[Metin Parçası]
○ ○ ○ ○ ○

Muallimler Mecmuası (1922-1927, 1930-1935)

25 May

Muallimler Mecmuası (1922-1927, 1930-1935)

Muallimler Mecmuası (1922-1927, 1930-1935)

Muallimler Mecmuası, 9 Mart 1918 tarihinde Ahmet Halit’in (Yaşaroğlu) öncülüğünde İstanbul merkezli olarak teşkil edilen Muallimler Cemiyetinin (İstanbul Muallimler Birliği) yayın organıdır. Arap ve Latin harfli olmak üzere iki devre halinde neşredilmiştir. İlk devresi 1922-1927, Latin harfli olan ikinci devresi ise 1930-1935 yılları arasını kapsar.

Muallimler Mecmuası (Sayı 1)

1922 Eylül’ünde yayınlanmaya başlayan mecmua, Muallimler Cemiyetinin 1925 senesinde Türkiye Muallimler Birliğine katılarak “İstanbul Muallimler Birliği” adını almasından sonra da yayın hayatını devam ettirmiştir. Eylül- Ekim (Teşrînievvel) 1927 tarihine kadar neşri devam eden mecmua, bu ilk devrede toplam 54 sayı çıkmıştı.

Mecmuanın temel gayesi, muallimler arasında meslekî dayanışmanın geliştirilmesi, ülke genelinde faaliyet yürüten muallimlerin haklarının korunması, maddi ve manevi olarak onların menfaatlerine adımlar atılması ve meslekî, ilmî ve fikrî olarak muallimlerin ilerlemeleri için çaba sarf edilmesidir.

Bunun yanında mecmuanın ülkenin eğitim politikalarına yön verme gayreti içerisinde olduğu da görülmektedir. Mecmua idaresinin bu husustaki temel gayreti eğitim-öğretime dair atılacak adımların tepeden inme bir yaklaşımla değil de konunun tüm paydaşları ile görüşülerek belirlenmesidir. Bunun için mecmua idaresi, Muallimler Cemiyetinin muhatap alınması doğrultusunda gayret sarf etmiş ve nispeten bu hususta mesafe de kat etmiştir.

Belirtilen amaçlar doğrultusunda faaliyet yürüten mecmua, yayın hayatı boyunca demokratik, cumhuriyetçi, modern ve liberal bir bakış açısı ile hareket etmiş, köylüden kentliye, gençten yaşlıya kadar geniş kitleleri kucaklamaya çalışmıştır. Öneri ve tenkitlere açık olduğunu her fırsatta ilan ederek toplumun her kesiminden vatandaşı mecmuaya yazı göndermeleri hususunda teşvik etmiştir. Nitekim bunun bir yansıması olarak çeşitli çevrelerden gelen eleştiri, soru, talep, şikâyet ve mağduriyetler mecmuanın içeriğinde yer bulmuş ve ilgili mercilerin dikkatine sunulmuştur.

○ ○ ○ ○ ○

[Çıkarılan Veriler]
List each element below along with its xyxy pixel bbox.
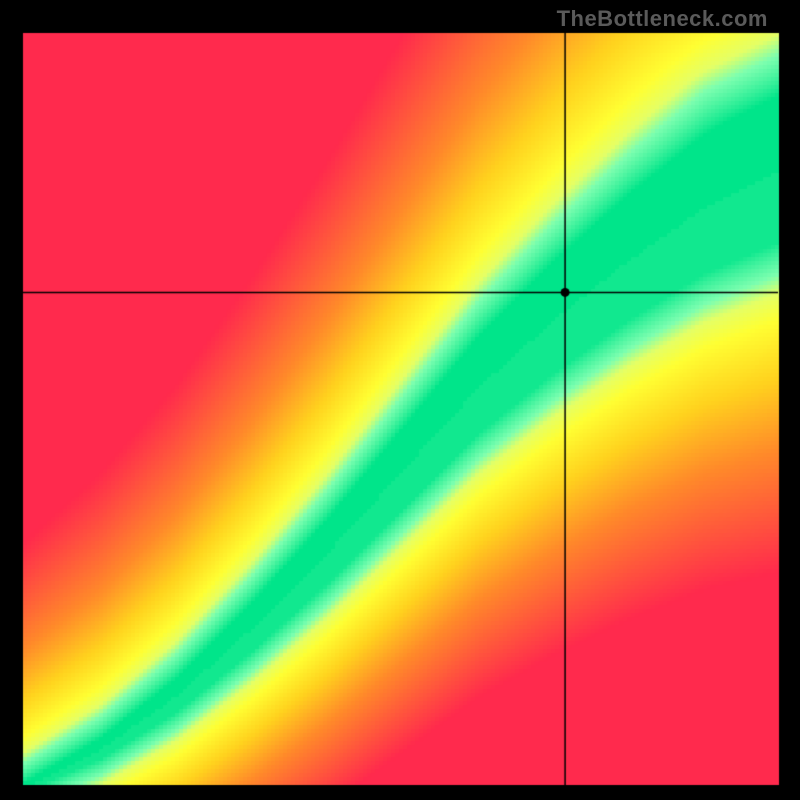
bottleneck-heatmap [0, 0, 800, 800]
watermark-text: TheBottleneck.com [557, 6, 768, 32]
chart-container: { "canvas": { "width": 800, "height": 80… [0, 0, 800, 800]
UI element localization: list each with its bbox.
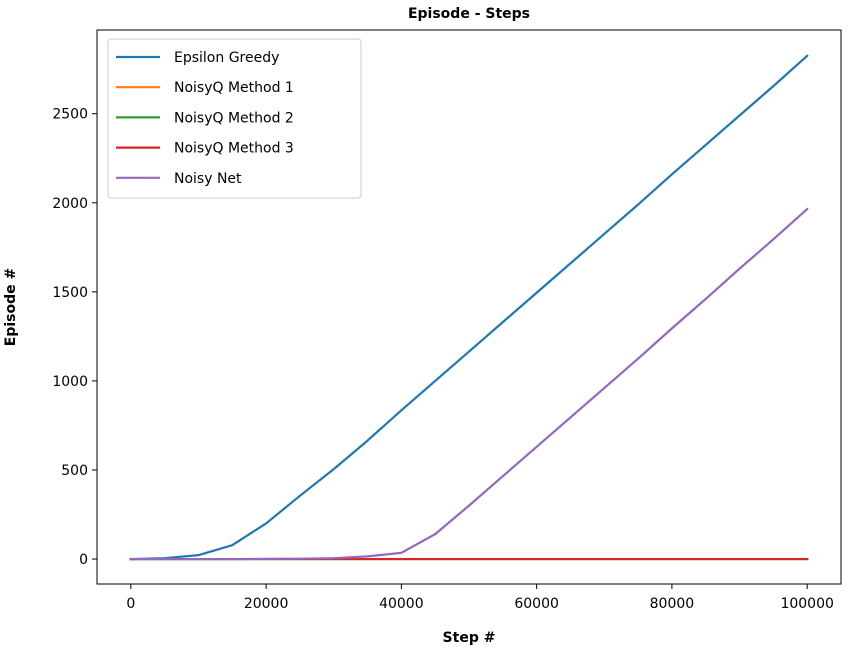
plot-area — [129, 54, 809, 561]
y-tick-label: 500 — [61, 463, 88, 479]
y-tick-label: 0 — [79, 552, 88, 568]
legend: Epsilon Greedy NoisyQ Method 1 NoisyQ Meth… — [107, 38, 362, 199]
y-tick-label: 1000 — [52, 374, 88, 390]
x-tick-label: 100000 — [780, 596, 833, 612]
legend-label: NoisyQ Method 1 — [174, 80, 294, 96]
x-tick-label: 20000 — [244, 596, 289, 612]
x-axis: 0 20000 40000 60000 80000 100000 — [126, 584, 834, 612]
x-tick-label: 80000 — [650, 596, 695, 612]
x-tick-label: 40000 — [379, 596, 424, 612]
chart-title: Episode - Steps — [408, 6, 530, 22]
y-tick-label: 1500 — [52, 285, 88, 301]
y-axis: 0 500 1000 1500 2000 2500 — [52, 107, 97, 568]
legend-label: NoisyQ Method 2 — [174, 110, 294, 126]
x-tick-label: 60000 — [514, 596, 559, 612]
x-axis-label: Step # — [443, 630, 496, 646]
series-line-5 — [129, 207, 809, 561]
legend-label: Noisy Net — [174, 171, 242, 187]
series-line-1 — [129, 54, 809, 561]
y-tick-label: 2500 — [52, 107, 88, 123]
plot-frame — [96, 29, 842, 585]
y-tick-label: 2000 — [52, 196, 88, 212]
legend-label: Epsilon Greedy — [174, 50, 279, 66]
legend-label: NoisyQ Method 3 — [174, 141, 294, 157]
x-tick-label: 0 — [126, 596, 135, 612]
legend-box — [107, 38, 362, 199]
y-axis-label: Episode # — [3, 268, 19, 346]
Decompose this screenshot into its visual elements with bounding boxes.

○ ○ ○ ○ ○

[İstenenler]
1) Muallimler Mecmuası metnindeki "Bunun yanında mecmuanın ülkenin eğitim politikalarına" diye başlayan paragrafı temel bilgilerini koruyarak madde listesine dönüştürün.
2) Lütfen Muallimler Mecmuası metnini son cümlesinden sonra devam ettirin.

[Alıştırma Cevapları]
1)
- Mecmua, ülkenin eğitim politikalarına yön vermeye çalışmıştır.
- Mecmua idaresi, eğitim-öğretime dair adımların tepeden inme bir yaklaşımla değil, konunun tüm paydaşlarıyla görüşülerek belirlenmesini istemiştir.
- Bu amaçla Muallimler Cemiyetinin muhatap alınması için çaba göstermiş ve bu konuda nispeten mesafe kat etmiştir.

2)
Mecmuada, Muallimler Cemiyetinin teşkilat yapısı ve faaliyetleri hususunda yazılar, genelgeler, raporlar, konferans tutanakları ve kararlar yer almıştır. Ayrıca Türkiye’nin eğitim hayatını konu edinen incelemeler, eski medrese sistemi ve eğitim yöntemleri, Tanzimat’ın ilanından itibaren tesis edilen mekteplerle alakalı malumat, maarif istatistikleri, çocuk psikolojisine değinen yazılar, eğitim usulleri hakkında değerlendirmeler, beden eğitimi ile oyunları ele alan derlemeler, mektep piyesleri, muhtelif hikâyeler, köylere ve köylüye yönelik içerikler, çeşitli hayvanlara dair bilgiler ile şiirler ve şarkılar neşredilmiştir.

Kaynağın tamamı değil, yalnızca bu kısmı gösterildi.